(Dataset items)
##########
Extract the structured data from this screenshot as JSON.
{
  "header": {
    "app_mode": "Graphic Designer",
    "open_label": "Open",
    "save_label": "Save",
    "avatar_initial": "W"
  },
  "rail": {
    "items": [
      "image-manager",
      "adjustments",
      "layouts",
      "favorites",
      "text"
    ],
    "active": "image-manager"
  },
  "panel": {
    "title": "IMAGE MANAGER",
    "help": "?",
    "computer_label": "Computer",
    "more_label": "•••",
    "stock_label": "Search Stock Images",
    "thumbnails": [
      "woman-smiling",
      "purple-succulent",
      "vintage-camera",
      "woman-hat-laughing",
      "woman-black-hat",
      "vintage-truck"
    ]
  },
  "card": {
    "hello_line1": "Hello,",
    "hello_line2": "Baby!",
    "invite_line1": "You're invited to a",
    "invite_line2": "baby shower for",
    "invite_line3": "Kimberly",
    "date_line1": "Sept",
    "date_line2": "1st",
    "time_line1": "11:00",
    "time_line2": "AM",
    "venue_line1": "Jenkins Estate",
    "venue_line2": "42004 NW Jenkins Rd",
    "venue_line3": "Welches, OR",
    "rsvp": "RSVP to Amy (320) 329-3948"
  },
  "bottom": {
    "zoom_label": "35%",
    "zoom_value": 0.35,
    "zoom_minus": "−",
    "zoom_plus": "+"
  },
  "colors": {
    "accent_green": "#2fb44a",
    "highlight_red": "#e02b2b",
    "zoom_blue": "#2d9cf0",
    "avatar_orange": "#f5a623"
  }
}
##########
### Exercise aim
Set out the complete listing exactly as shown.

### Correct output
Extract the structured data from this screenshot as JSON.
{
  "header": {
    "app_mode": "Graphic Designer",
    "open_label": "Open",
    "save_label": "Save",
    "avatar_initial": "W"
  },
  "rail": {
    "items": [
      "image-manager",
      "adjustments",
      "layouts",
      "favorites",
      "text"
    ],
    "active": "image-manager"
  },
  "panel": {
    "title": "IMAGE MANAGER",
    "help": "?",
    "computer_label": "Computer",
    "more_label": "•••",
    "stock_label": "Search Stock Images",
    "thumbnails": [
      "woman-smiling",
      "purple-succulent",
      "vintage-camera",
      "woman-hat-laughing",
      "woman-black-hat",
      "vintage-truck"
    ]
  },
  "card": {
    "hello_line1": "Hello,",
    "hello_line2": "Baby!",
    "invite_line1": "You're invited to a",
    "invite_line2": "baby shower for",
    "invite_line3": "Kimberly",
    "date_line1": "Sept",
    "date_line2": "1st",
    "time_line1": "11:00",
    "time_line2": "AM",
    "venue_line1": "Jenkins Estate",
    "venue_line2": "42004 NW Jenkins Rd",
    "venue_line3": "Welches, OR",
    "rsvp": "RSVP to Amy (320) 329-3948"
  },
  "bottom": {
    "zoom_label": "35%",
    "zoom_value": 0.35,
    "zoom_minus": "−",
    "zoom_plus": "+"
  },
  "colors": {
    "accent_green": "#2fb44a",
    "highlight_red": "#e02b2b",
    "zoom_blue": "#2d9cf0",
    "avatar_orange": "#f5a623"
  }
}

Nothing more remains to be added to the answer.